| TASK TO COMPLETE |
Copy out all of the material exactly as presented.

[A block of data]
===
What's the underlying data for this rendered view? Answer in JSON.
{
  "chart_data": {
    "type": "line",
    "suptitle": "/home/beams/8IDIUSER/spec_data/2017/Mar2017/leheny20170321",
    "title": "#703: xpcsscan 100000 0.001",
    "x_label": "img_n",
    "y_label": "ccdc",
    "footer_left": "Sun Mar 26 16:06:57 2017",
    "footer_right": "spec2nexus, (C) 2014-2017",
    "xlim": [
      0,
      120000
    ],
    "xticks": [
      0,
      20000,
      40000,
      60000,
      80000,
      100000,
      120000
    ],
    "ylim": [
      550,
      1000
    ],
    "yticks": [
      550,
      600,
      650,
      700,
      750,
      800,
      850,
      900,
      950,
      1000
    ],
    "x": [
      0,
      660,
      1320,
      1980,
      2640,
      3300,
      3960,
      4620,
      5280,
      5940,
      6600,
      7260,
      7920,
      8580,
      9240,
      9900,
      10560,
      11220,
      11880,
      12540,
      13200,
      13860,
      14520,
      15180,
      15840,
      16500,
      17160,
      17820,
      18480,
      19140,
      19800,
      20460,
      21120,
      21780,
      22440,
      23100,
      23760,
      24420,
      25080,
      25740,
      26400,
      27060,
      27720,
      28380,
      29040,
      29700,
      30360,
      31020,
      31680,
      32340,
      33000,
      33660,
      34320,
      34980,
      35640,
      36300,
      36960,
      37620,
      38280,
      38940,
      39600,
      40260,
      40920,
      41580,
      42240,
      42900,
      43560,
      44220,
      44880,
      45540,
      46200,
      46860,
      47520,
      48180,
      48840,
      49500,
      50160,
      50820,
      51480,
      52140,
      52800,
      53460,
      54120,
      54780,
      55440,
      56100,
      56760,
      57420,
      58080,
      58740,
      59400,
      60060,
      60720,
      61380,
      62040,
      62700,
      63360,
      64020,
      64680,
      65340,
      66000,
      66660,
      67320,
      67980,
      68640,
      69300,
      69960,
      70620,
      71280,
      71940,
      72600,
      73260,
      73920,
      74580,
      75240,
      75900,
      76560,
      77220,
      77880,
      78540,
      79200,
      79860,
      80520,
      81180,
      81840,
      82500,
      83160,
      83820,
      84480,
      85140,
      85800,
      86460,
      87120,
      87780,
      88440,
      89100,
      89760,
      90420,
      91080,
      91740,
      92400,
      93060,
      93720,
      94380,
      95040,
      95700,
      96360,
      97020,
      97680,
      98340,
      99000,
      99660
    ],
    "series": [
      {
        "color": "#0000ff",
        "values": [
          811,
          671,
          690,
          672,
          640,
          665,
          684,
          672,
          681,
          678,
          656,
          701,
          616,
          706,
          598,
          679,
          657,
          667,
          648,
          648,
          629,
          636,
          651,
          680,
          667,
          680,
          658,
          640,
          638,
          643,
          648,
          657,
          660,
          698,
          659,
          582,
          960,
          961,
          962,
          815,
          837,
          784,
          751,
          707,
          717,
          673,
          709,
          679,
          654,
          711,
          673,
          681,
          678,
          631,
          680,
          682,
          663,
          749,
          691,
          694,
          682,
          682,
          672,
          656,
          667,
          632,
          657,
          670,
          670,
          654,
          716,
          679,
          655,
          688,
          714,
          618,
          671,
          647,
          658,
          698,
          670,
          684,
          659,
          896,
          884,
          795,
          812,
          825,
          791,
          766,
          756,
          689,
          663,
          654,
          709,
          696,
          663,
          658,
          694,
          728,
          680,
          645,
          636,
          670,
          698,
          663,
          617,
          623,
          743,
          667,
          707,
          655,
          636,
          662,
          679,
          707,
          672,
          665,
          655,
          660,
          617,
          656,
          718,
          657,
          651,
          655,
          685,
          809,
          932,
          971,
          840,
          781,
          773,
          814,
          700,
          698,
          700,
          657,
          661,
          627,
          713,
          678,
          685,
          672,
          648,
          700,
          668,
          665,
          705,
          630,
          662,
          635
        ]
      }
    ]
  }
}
===
| ANSWER FOR THE TASK |
What's the underlying data for this rendered view? Answer in JSON.
{
  "chart_data": {
    "type": "line",
    "suptitle": "/home/beams/8IDIUSER/spec_data/2017/Mar2017/leheny20170321",
    "title": "#703: xpcsscan 100000 0.001",
    "x_label": "img_n",
    "y_label": "ccdc",
    "footer_left": "Sun Mar 26 16:06:57 2017",
    "footer_right": "spec2nexus, (C) 2014-2017",
    "xlim": [
      0,
      120000
    ],
    "xticks": [
      0,
      20000,
      40000,
      60000,
      80000,
      100000,
      120000
    ],
    "ylim": [
      550,
      1000
    ],
    "yticks": [
      550,
      600,
      650,
      700,
      750,
      800,
      850,
      900,
      950,
      1000
    ],
    "x": [
      0,
      660,
      1320,
      1980,
      2640,
      3300,
      3960,
      4620,
      5280,
      5940,
      6600,
      7260,
      7920,
      8580,
      9240,
      9900,
      10560,
      11220,
      11880,
      12540,
      13200,
      13860,
      14520,
      15180,
      15840,
      16500,
      17160,
      17820,
      18480,
      19140,
      19800,
      20460,
      21120,
      21780,
      22440,
      23100,
      23760,
      24420,
      25080,
      25740,
      26400,
      27060,
      27720,
      28380,
      29040,
      29700,
      30360,
      31020,
      31680,
      32340,
      33000,
      33660,
      34320,
      34980,
      35640,
      36300,
      36960,
      37620,
      38280,
      38940,
      39600,
      40260,
      40920,
      41580,
      42240,
      42900,
      43560,
      44220,
      44880,
      45540,
      46200,
      46860,
      47520,
      48180,
      48840,
      49500,
      50160,
      50820,
      51480,
      52140,
      52800,
      53460,
      54120,
      54780,
      55440,
      56100,
      56760,
      57420,
      58080,
      58740,
      59400,
      60060,
      60720,
      61380,
      62040,
      62700,
      63360,
      64020,
      64680,
      65340,
      66000,
      66660,
      67320,
      67980,
      68640,
      69300,
      69960,
      70620,
      71280,
      71940,
      72600,
      73260,
      73920,
      74580,
      75240,
      75900,
      76560,
      77220,
      77880,
      78540,
      79200,
      79860,
      80520,
      81180,
      81840,
      82500,
      83160,
      83820,
      84480,
      85140,
      85800,
      86460,
      87120,
      87780,
      88440,
      89100,
      89760,
      90420,
      91080,
      91740,
      92400,
      93060,
      93720,
      94380,
      95040,
      95700,
      96360,
      97020,
      97680,
      98340,
      99000,
      99660
    ],
    "series": [
      {
        "color": "#0000ff",
        "values": [
          811,
          671,
          690,
          672,
          640,
          665,
          684,
          672,
          681,
          678,
          656,
          701,
          616,
          706,
          598,
          679,
          657,
          667,
          648,
          648,
          629,
          636,
          651,
          680,
          667,
          680,
          658,
          640,
          638,
          643,
          648,
          657,
          660,
          698,
          659,
          582,
          960,
          961,
          962,
          815,
          837,
          784,
          751,
          707,
          717,
          673,
          709,
          679,
          654,
          711,
          673,
          681,
          678,
          631,
          680,
          682,
          663,
          749,
          691,
          694,
          682,
          682,
          672,
          656,
          667,
          632,
          657,
          670,
          670,
          654,
          716,
          679,
          655,
          688,
          714,
          618,
          671,
          647,
          658,
          698,
          670,
          684,
          659,
          896,
          884,
          795,
          812,
          825,
          791,
          766,
          756,
          689,
          663,
          654,
          709,
          696,
          663,
          658,
          694,
          728,
          680,
          645,
          636,
          670,
          698,
          663,
          617,
          623,
          743,
          667,
          707,
          655,
          636,
          662,
          679,
          707,
          672,
          665,
          655,
          660,
          617,
          656,
          718,
          657,
          651,
          655,
          685,
          809,
          932,
          971,
          840,
          781,
          773,
          814,
          700,
          698,
          700,
          657,
          661,
          627,
          713,
          678,
          685,
          672,
          648,
          700,
          668,
          665,
          705,
          630,
          662,
          635
        ]
      }
    ]
  }
}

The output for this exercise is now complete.